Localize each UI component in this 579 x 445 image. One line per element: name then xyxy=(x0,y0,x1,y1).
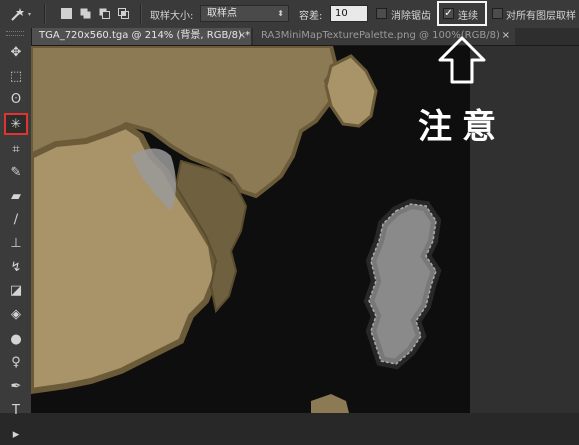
crop-tool[interactable]: ⌗ xyxy=(4,138,28,160)
anti-alias-label: 消除锯齿 xyxy=(391,11,431,22)
bucket-icon: ◈ xyxy=(11,306,21,322)
sample-size-label: 取样大小: xyxy=(150,11,194,22)
paint-bucket-tool[interactable]: ◈ xyxy=(4,303,28,325)
add-selection-icon xyxy=(80,8,91,19)
tool-preset-picker[interactable] xyxy=(6,5,36,23)
sample-all-layers-label: 对所有图层取样 xyxy=(506,11,576,22)
blur-tool[interactable]: ● xyxy=(4,328,28,350)
path-select-icon: ▸ xyxy=(12,426,20,442)
eyedropper-tool[interactable]: ✎ xyxy=(4,161,28,183)
up-arrow-annotation xyxy=(438,36,486,84)
new-selection-icon xyxy=(61,8,72,19)
intersect-selection-icon xyxy=(118,8,129,19)
path-selection-tool[interactable]: ▸ xyxy=(4,423,28,445)
dodge-tool[interactable]: ♀ xyxy=(4,351,28,373)
eraser-tool[interactable]: ◪ xyxy=(4,279,28,301)
subtract-selection-icon xyxy=(99,8,110,19)
type-tool[interactable]: T xyxy=(4,399,28,421)
magic-wand-icon xyxy=(11,8,31,21)
pen-tool[interactable]: ✒ xyxy=(4,375,28,397)
annotation-text: 注意 xyxy=(418,107,506,147)
divider xyxy=(44,4,46,24)
pen-icon: ✒ xyxy=(10,378,22,394)
drop-icon: ● xyxy=(10,331,22,347)
tab-tga-document[interactable]: TGA_720x560.tga @ 214% (背景, RGB/8) * × xyxy=(31,28,251,45)
marquee-tool[interactable]: ⬚ xyxy=(4,65,28,87)
type-icon: T xyxy=(12,402,20,418)
brush-tool[interactable]: ∕ xyxy=(4,208,28,230)
dodge-icon: ♀ xyxy=(11,354,21,370)
contiguous-label: 连续 xyxy=(458,11,478,22)
rect-marquee-icon: ⬚ xyxy=(9,68,23,84)
eyedropper-icon: ✎ xyxy=(10,164,22,180)
bandage-icon: ▰ xyxy=(11,188,21,204)
magic-wand-tool[interactable]: ✳ xyxy=(4,113,28,135)
tolerance-label: 容差: xyxy=(299,11,323,22)
move-icon: ✥ xyxy=(10,44,22,60)
move-tool[interactable]: ✥ xyxy=(4,41,28,63)
dropdown-arrow-icon: ⬍ xyxy=(277,9,284,18)
contiguous-checkbox[interactable]: ✓ xyxy=(443,8,454,19)
close-tab-button[interactable]: × xyxy=(502,28,510,44)
add-selection-button[interactable] xyxy=(79,7,92,20)
clone-stamp-tool[interactable]: ⊥ xyxy=(4,232,28,254)
intersect-selection-button[interactable] xyxy=(117,7,130,20)
options-bar: 取样大小: 取样点 ⬍ 容差: 10 消除锯齿 ✓ 连续 对所有图层取样 xyxy=(0,0,579,29)
crop-icon: ⌗ xyxy=(12,141,20,157)
tools-panel: ✥ ⬚ ʘ ✳ ⌗ ✎ ▰ ∕ ⊥ ↯ ◪ ◈ ● ♀ ✒ T ▸ xyxy=(0,28,32,442)
tab-label: TGA_720x560.tga @ 214% (背景, RGB/8) * xyxy=(39,30,251,41)
brush-icon: ∕ xyxy=(13,211,19,227)
eraser-icon: ◪ xyxy=(9,282,23,298)
close-tab-button[interactable]: × xyxy=(238,28,246,44)
stamp-icon: ⊥ xyxy=(10,235,22,251)
subtract-selection-button[interactable] xyxy=(98,7,111,20)
sample-all-layers-checkbox[interactable] xyxy=(492,8,503,19)
lasso-tool[interactable]: ʘ xyxy=(4,88,28,110)
history-brush-tool[interactable]: ↯ xyxy=(4,256,28,278)
new-selection-button[interactable] xyxy=(60,7,73,20)
document-tab-bar: TGA_720x560.tga @ 214% (背景, RGB/8) * × R… xyxy=(31,28,579,46)
lasso-icon: ʘ xyxy=(10,91,22,107)
sample-size-dropdown[interactable]: 取样点 ⬍ xyxy=(200,5,289,22)
healing-brush-tool[interactable]: ▰ xyxy=(4,185,28,207)
history-brush-icon: ↯ xyxy=(10,259,22,275)
anti-alias-checkbox[interactable] xyxy=(376,8,387,19)
tolerance-input[interactable]: 10 xyxy=(330,5,368,22)
panel-grip[interactable] xyxy=(6,31,24,36)
divider xyxy=(140,4,142,24)
sample-size-value: 取样点 xyxy=(207,8,237,19)
magic-wand-icon: ✳ xyxy=(10,116,22,132)
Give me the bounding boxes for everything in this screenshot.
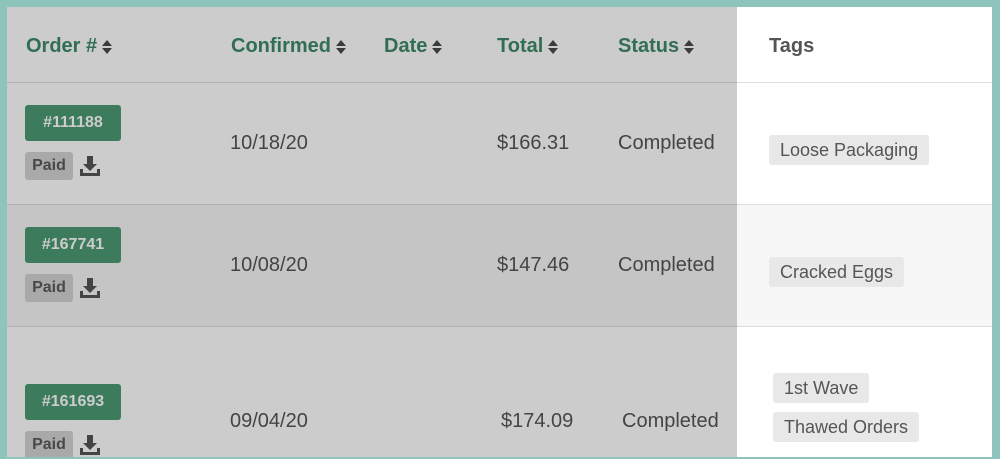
confirmed-date: 10/18/20 (230, 132, 308, 154)
row-divider (7, 204, 992, 205)
row-divider (7, 82, 992, 83)
column-header-order[interactable]: Order # (26, 35, 113, 58)
order-number-link[interactable]: #111188 (25, 105, 121, 141)
confirmed-date: 09/04/20 (230, 410, 308, 432)
order-tag[interactable]: Cracked Eggs (769, 257, 905, 287)
download-icon[interactable] (79, 155, 101, 177)
order-total: $166.31 (497, 132, 570, 154)
column-header-label: Tags (769, 35, 815, 57)
column-header-status[interactable]: Status (618, 35, 695, 58)
column-header-confirmed[interactable]: Confirmed (231, 35, 346, 58)
order-total: $174.09 (501, 410, 574, 432)
sort-icon (684, 39, 695, 54)
column-header-tags: Tags (769, 35, 814, 58)
column-header-label: Status (618, 35, 680, 57)
sort-icon (336, 39, 346, 54)
column-header-label: Order # (26, 35, 98, 57)
sort-icon (548, 39, 559, 54)
order-status: Completed (618, 254, 715, 276)
column-header-label: Date (384, 35, 428, 57)
order-number-link[interactable]: #167741 (25, 227, 121, 263)
sort-icon (102, 39, 113, 54)
sort-icon (432, 39, 443, 54)
row-divider (7, 326, 992, 327)
payment-status-badge: Paid (25, 152, 73, 180)
confirmed-date: 10/08/20 (230, 254, 308, 276)
payment-status-badge: Paid (25, 274, 73, 302)
order-status: Completed (622, 410, 719, 432)
order-number-link[interactable]: #161693 (25, 384, 121, 420)
column-header-label: Total (497, 35, 544, 57)
download-icon[interactable] (79, 277, 101, 299)
order-tag[interactable]: Thawed Orders (773, 412, 920, 442)
column-header-date[interactable]: Date (384, 35, 443, 58)
orders-table: Order # Confirmed Date Total Status Tags… (7, 7, 992, 457)
download-icon[interactable] (79, 434, 101, 456)
column-header-total[interactable]: Total (497, 35, 559, 58)
order-tag[interactable]: Loose Packaging (769, 135, 930, 165)
order-tag[interactable]: 1st Wave (773, 373, 870, 403)
column-header-label: Confirmed (231, 35, 331, 57)
order-status: Completed (618, 132, 715, 154)
order-total: $147.46 (497, 254, 570, 276)
payment-status-badge: Paid (25, 431, 73, 457)
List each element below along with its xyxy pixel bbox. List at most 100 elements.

━━━━━━━━━━━━━━━━━━━━

- **What you are asked to do**
Pull out every line above word for word, leaving out the pictures.

- **Problem solution**
Localize each UI component in this 579 x 445 image. One line per element: name then xyxy=(x0,y0,x1,y1).
crop-tool[interactable]: ⌗ xyxy=(4,138,28,160)
anti-alias-label: 消除锯齿 xyxy=(391,11,431,22)
bucket-icon: ◈ xyxy=(11,306,21,322)
sample-size-label: 取样大小: xyxy=(150,11,194,22)
paint-bucket-tool[interactable]: ◈ xyxy=(4,303,28,325)
add-selection-icon xyxy=(80,8,91,19)
tool-preset-picker[interactable] xyxy=(6,5,36,23)
sample-all-layers-label: 对所有图层取样 xyxy=(506,11,576,22)
blur-tool[interactable]: ● xyxy=(4,328,28,350)
path-select-icon: ▸ xyxy=(12,426,20,442)
eyedropper-tool[interactable]: ✎ xyxy=(4,161,28,183)
up-arrow-annotation xyxy=(438,36,486,84)
new-selection-icon xyxy=(61,8,72,19)
intersect-selection-icon xyxy=(118,8,129,19)
path-selection-tool[interactable]: ▸ xyxy=(4,423,28,445)
dodge-tool[interactable]: ♀ xyxy=(4,351,28,373)
eraser-tool[interactable]: ◪ xyxy=(4,279,28,301)
subtract-selection-icon xyxy=(99,8,110,19)
type-tool[interactable]: T xyxy=(4,399,28,421)
magic-wand-icon xyxy=(11,8,31,21)
pen-tool[interactable]: ✒ xyxy=(4,375,28,397)
annotation-text: 注意 xyxy=(418,107,506,147)
divider xyxy=(44,4,46,24)
pen-icon: ✒ xyxy=(10,378,22,394)
drop-icon: ● xyxy=(10,331,22,347)
tab-tga-document[interactable]: TGA_720x560.tga @ 214% (背景, RGB/8) * × xyxy=(31,28,251,45)
marquee-tool[interactable]: ⬚ xyxy=(4,65,28,87)
type-icon: T xyxy=(12,402,20,418)
brush-tool[interactable]: ∕ xyxy=(4,208,28,230)
dodge-icon: ♀ xyxy=(11,354,21,370)
contiguous-label: 连续 xyxy=(458,11,478,22)
rect-marquee-icon: ⬚ xyxy=(9,68,23,84)
eyedropper-icon: ✎ xyxy=(10,164,22,180)
bandage-icon: ▰ xyxy=(11,188,21,204)
magic-wand-tool[interactable]: ✳ xyxy=(4,113,28,135)
tolerance-label: 容差: xyxy=(299,11,323,22)
move-icon: ✥ xyxy=(10,44,22,60)
move-tool[interactable]: ✥ xyxy=(4,41,28,63)
dropdown-arrow-icon: ⬍ xyxy=(277,9,284,18)
contiguous-checkbox[interactable]: ✓ xyxy=(443,8,454,19)
close-tab-button[interactable]: × xyxy=(502,28,510,44)
add-selection-button[interactable] xyxy=(79,7,92,20)
clone-stamp-tool[interactable]: ⊥ xyxy=(4,232,28,254)
intersect-selection-button[interactable] xyxy=(117,7,130,20)
options-bar: 取样大小: 取样点 ⬍ 容差: 10 消除锯齿 ✓ 连续 对所有图层取样 xyxy=(0,0,579,29)
crop-icon: ⌗ xyxy=(12,141,20,157)
tools-panel: ✥ ⬚ ʘ ✳ ⌗ ✎ ▰ ∕ ⊥ ↯ ◪ ◈ ● ♀ ✒ T ▸ xyxy=(0,28,32,442)
tab-label: TGA_720x560.tga @ 214% (背景, RGB/8) * xyxy=(39,30,251,41)
brush-icon: ∕ xyxy=(13,211,19,227)
eraser-icon: ◪ xyxy=(9,282,23,298)
close-tab-button[interactable]: × xyxy=(238,28,246,44)
stamp-icon: ⊥ xyxy=(10,235,22,251)
subtract-selection-button[interactable] xyxy=(98,7,111,20)
sample-all-layers-checkbox[interactable] xyxy=(492,8,503,19)
lasso-tool[interactable]: ʘ xyxy=(4,88,28,110)
history-brush-tool[interactable]: ↯ xyxy=(4,256,28,278)
new-selection-button[interactable] xyxy=(60,7,73,20)
document-tab-bar: TGA_720x560.tga @ 214% (背景, RGB/8) * × R… xyxy=(31,28,579,46)
lasso-icon: ʘ xyxy=(10,91,22,107)
sample-size-dropdown[interactable]: 取样点 ⬍ xyxy=(200,5,289,22)
healing-brush-tool[interactable]: ▰ xyxy=(4,185,28,207)
history-brush-icon: ↯ xyxy=(10,259,22,275)
anti-alias-checkbox[interactable] xyxy=(376,8,387,19)
tolerance-input[interactable]: 10 xyxy=(330,5,368,22)
panel-grip[interactable] xyxy=(6,31,24,36)
divider xyxy=(140,4,142,24)
sample-size-value: 取样点 xyxy=(207,8,237,19)
magic-wand-icon: ✳ xyxy=(10,116,22,132)
Give me the bounding boxes for everything in this screenshot.
confirmed-date: 10/18/20 (230, 132, 308, 154)
row-divider (7, 204, 992, 205)
row-divider (7, 82, 992, 83)
column-header-order[interactable]: Order # (26, 35, 113, 58)
order-number-link[interactable]: #111188 (25, 105, 121, 141)
confirmed-date: 09/04/20 (230, 410, 308, 432)
order-tag[interactable]: Cracked Eggs (769, 257, 905, 287)
download-icon[interactable] (79, 155, 101, 177)
order-total: $166.31 (497, 132, 570, 154)
column-header-label: Tags (769, 35, 815, 57)
column-header-status[interactable]: Status (618, 35, 695, 58)
column-header-confirmed[interactable]: Confirmed (231, 35, 346, 58)
order-total: $174.09 (501, 410, 574, 432)
sort-icon (684, 39, 695, 54)
column-header-tags: Tags (769, 35, 814, 58)
column-header-label: Status (618, 35, 680, 57)
sort-icon (336, 39, 346, 54)
column-header-label: Order # (26, 35, 98, 57)
sort-icon (548, 39, 559, 54)
order-status: Completed (618, 254, 715, 276)
column-header-label: Date (384, 35, 428, 57)
order-number-link[interactable]: #167741 (25, 227, 121, 263)
sort-icon (102, 39, 113, 54)
sort-icon (432, 39, 443, 54)
row-divider (7, 326, 992, 327)
payment-status-badge: Paid (25, 152, 73, 180)
confirmed-date: 10/08/20 (230, 254, 308, 276)
payment-status-badge: Paid (25, 274, 73, 302)
order-status: Completed (622, 410, 719, 432)
order-number-link[interactable]: #161693 (25, 384, 121, 420)
column-header-label: Total (497, 35, 544, 57)
download-icon[interactable] (79, 277, 101, 299)
order-tag[interactable]: Thawed Orders (773, 412, 920, 442)
column-header-date[interactable]: Date (384, 35, 443, 58)
orders-table: Order # Confirmed Date Total Status Tags… (7, 7, 992, 457)
download-icon[interactable] (79, 434, 101, 456)
column-header-total[interactable]: Total (497, 35, 559, 58)
order-tag[interactable]: Loose Packaging (769, 135, 930, 165)
order-tag[interactable]: 1st Wave (773, 373, 870, 403)
column-header-label: Confirmed (231, 35, 331, 57)
order-status: Completed (618, 132, 715, 154)
order-total: $147.46 (497, 254, 570, 276)
payment-status-badge: Paid (25, 431, 73, 457)
List each element below along with its xyxy pixel bbox. List at most 100 elements.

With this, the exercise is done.